*GOAL OF THE EXERCISE:*
Determine the count of lines holding the string "Cheikh". Return only the number.

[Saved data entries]
====
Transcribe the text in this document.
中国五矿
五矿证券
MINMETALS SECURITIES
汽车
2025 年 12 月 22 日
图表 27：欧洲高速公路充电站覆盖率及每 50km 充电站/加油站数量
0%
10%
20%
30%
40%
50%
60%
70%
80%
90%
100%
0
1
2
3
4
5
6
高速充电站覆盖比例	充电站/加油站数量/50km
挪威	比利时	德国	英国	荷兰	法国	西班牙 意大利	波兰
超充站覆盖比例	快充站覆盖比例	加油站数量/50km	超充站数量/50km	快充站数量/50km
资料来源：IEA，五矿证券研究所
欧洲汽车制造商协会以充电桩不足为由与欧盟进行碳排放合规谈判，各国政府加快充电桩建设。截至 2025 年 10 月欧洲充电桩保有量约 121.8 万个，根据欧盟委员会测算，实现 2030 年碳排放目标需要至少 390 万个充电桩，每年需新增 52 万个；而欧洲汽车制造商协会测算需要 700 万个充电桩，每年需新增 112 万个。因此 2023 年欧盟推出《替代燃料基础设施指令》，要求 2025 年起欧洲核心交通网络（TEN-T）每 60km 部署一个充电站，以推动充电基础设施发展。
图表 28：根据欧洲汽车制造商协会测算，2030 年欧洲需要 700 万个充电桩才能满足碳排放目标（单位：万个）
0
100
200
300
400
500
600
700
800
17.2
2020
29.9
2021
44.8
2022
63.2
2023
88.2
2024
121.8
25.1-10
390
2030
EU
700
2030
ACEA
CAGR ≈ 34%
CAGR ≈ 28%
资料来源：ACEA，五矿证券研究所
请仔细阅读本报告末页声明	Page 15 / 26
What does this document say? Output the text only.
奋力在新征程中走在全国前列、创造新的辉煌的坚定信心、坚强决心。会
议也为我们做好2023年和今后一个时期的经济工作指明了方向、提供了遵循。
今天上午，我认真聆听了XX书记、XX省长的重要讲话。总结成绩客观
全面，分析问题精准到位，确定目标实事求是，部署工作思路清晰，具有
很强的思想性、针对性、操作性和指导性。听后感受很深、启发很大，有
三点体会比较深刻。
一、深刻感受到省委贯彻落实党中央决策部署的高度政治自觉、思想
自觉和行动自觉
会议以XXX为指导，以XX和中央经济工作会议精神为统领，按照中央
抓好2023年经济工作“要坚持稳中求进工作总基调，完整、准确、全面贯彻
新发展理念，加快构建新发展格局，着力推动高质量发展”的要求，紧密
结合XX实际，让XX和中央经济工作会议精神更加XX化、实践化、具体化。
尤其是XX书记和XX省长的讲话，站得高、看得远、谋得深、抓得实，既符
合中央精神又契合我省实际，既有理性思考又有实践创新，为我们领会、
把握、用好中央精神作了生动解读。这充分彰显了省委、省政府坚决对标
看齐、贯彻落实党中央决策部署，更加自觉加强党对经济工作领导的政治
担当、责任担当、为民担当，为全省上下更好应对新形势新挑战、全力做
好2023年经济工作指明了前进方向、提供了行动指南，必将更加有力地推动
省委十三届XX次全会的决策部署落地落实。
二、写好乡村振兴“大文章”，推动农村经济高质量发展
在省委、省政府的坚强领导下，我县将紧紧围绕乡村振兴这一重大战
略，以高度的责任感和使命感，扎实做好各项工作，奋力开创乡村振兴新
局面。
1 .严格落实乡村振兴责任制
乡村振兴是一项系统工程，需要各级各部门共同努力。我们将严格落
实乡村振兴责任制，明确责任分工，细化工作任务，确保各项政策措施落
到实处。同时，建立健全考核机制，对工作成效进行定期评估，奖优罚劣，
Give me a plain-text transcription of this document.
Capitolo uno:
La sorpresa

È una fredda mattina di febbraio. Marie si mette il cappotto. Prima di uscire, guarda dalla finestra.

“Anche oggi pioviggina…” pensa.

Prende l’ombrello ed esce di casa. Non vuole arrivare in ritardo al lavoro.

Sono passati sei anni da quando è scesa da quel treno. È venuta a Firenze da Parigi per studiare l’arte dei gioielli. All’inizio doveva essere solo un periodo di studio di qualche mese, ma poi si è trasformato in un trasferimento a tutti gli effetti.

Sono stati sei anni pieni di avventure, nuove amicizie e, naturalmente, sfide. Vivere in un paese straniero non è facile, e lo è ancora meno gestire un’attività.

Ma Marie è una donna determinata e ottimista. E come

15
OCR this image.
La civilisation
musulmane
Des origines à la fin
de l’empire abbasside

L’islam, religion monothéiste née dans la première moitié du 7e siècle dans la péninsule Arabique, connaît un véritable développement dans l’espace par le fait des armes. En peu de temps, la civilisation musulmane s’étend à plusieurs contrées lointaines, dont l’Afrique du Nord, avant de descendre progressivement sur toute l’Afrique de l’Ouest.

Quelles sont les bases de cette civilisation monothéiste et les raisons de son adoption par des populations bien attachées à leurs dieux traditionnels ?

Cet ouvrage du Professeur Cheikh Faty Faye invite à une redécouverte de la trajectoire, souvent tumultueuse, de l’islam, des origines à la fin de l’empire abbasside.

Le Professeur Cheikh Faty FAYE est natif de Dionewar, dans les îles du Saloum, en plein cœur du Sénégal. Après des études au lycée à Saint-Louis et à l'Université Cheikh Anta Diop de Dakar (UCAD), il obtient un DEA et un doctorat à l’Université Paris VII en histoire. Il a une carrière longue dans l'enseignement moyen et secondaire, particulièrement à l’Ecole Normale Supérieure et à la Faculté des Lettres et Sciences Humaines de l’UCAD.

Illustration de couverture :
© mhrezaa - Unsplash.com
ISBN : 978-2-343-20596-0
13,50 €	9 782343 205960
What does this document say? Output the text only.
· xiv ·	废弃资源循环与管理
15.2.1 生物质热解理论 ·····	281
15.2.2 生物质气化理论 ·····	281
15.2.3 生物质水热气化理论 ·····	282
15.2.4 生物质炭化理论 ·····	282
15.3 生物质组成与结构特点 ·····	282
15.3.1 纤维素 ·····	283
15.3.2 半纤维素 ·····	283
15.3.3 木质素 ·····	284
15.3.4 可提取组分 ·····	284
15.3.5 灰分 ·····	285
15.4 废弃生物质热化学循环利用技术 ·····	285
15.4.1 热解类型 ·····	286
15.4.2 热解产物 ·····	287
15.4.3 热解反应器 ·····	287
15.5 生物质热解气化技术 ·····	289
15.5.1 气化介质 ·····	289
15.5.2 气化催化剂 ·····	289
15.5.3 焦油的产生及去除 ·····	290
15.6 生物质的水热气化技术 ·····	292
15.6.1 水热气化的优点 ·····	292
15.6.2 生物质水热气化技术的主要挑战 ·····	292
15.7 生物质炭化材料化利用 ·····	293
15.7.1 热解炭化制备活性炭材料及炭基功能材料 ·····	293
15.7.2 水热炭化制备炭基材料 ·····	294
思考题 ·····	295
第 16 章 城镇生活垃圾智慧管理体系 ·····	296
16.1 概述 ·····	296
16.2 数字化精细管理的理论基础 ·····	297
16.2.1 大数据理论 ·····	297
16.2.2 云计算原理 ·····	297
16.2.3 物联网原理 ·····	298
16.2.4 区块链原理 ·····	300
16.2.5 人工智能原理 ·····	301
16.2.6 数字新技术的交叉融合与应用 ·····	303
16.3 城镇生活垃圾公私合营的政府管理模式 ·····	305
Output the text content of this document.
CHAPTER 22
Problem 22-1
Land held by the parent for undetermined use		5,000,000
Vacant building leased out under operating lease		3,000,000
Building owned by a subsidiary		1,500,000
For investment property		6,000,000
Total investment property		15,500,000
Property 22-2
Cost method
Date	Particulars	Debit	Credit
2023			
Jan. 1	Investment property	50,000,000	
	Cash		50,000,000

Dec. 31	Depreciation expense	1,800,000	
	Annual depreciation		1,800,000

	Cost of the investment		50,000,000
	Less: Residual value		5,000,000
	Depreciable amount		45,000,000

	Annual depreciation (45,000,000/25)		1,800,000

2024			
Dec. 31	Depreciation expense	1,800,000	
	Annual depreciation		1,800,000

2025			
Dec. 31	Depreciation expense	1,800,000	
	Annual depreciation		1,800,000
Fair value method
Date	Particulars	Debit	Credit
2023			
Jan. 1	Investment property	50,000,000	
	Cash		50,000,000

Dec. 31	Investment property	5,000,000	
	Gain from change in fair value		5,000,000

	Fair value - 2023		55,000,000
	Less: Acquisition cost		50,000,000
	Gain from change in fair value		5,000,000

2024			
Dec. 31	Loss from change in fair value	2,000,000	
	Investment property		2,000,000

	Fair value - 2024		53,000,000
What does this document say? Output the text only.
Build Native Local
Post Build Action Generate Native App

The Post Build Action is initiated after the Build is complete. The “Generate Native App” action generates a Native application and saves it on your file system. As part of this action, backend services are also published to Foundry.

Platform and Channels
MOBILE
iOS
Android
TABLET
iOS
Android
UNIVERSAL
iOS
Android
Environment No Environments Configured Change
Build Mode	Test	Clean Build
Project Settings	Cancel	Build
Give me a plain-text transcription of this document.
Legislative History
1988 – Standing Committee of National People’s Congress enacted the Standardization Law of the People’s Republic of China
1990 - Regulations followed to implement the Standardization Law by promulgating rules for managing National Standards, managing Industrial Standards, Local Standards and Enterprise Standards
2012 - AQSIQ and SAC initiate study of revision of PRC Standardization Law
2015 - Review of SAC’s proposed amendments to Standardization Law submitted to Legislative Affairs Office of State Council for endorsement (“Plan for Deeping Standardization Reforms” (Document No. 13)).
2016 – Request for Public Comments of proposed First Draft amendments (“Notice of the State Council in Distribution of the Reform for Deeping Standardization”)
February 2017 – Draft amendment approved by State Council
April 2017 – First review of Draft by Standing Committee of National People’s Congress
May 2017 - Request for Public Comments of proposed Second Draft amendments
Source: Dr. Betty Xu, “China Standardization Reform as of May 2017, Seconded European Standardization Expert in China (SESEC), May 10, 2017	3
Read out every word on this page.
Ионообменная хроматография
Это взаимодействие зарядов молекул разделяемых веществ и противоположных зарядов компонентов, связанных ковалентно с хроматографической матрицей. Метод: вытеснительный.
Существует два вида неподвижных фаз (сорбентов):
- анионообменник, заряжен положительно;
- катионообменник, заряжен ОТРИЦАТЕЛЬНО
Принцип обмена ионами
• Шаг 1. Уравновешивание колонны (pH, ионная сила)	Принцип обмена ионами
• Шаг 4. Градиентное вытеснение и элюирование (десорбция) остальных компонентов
====
*RESULT OF THIS EXERCISE:*
2